* Aim
Each entry below should be returned exactly as is, with the pictures removed.

* Supplied entries
::::::
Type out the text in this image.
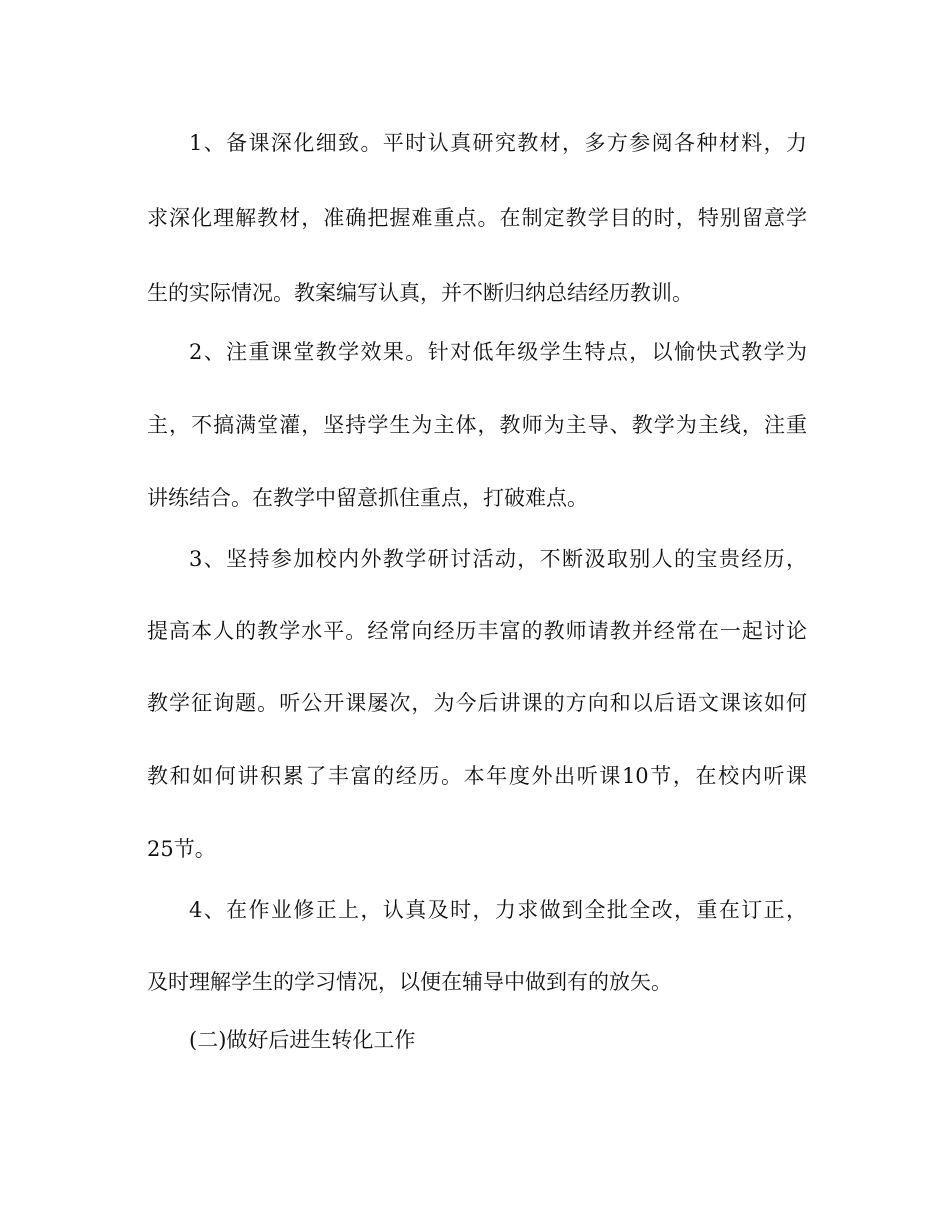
1、备课深化细致。平时认真研究教材，多方参阅各种材料，力
求深化理解教材，准确把握难重点。在制定教学目的时，特别留意学
生的实际情况。教案编写认真，并不断归纳总结经历教训。
2、注重课堂教学效果。针对低年级学生特点，以愉快式教学为
主，不搞满堂灌，坚持学生为主体，教师为主导、教学为主线，注重
讲练结合。在教学中留意抓住重点，打破难点。
3、坚持参加校内外教学研讨活动，不断汲取别人的宝贵经历，
提高本人的教学水平。经常向经历丰富的教师请教并经常在一起讨论
教学征询题。听公开课屡次，为今后讲课的方向和以后语文课该如何
教和如何讲积累了丰富的经历。本年度外出听课10节，在校内听课
25节。
4、在作业修正上，认真及时，力求做到全批全改，重在订正，
及时理解学生的学习情况，以便在辅导中做到有的放矢。
(二)做好后进生转化工作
::::::
* Answer to the problem
Type out the text in this image.
1、备课深化细致。平时认真研究教材，多方参阅各种材料，力
求深化理解教材，准确把握难重点。在制定教学目的时，特别留意学
生的实际情况。教案编写认真，并不断归纳总结经历教训。
2、注重课堂教学效果。针对低年级学生特点，以愉快式教学为
主，不搞满堂灌，坚持学生为主体，教师为主导、教学为主线，注重
讲练结合。在教学中留意抓住重点，打破难点。
3、坚持参加校内外教学研讨活动，不断汲取别人的宝贵经历，
提高本人的教学水平。经常向经历丰富的教师请教并经常在一起讨论
教学征询题。听公开课屡次，为今后讲课的方向和以后语文课该如何
教和如何讲积累了丰富的经历。本年度外出听课10节，在校内听课
25节。
4、在作业修正上，认真及时，力求做到全批全改，重在订正，
及时理解学生的学习情况，以便在辅导中做到有的放矢。
(二)做好后进生转化工作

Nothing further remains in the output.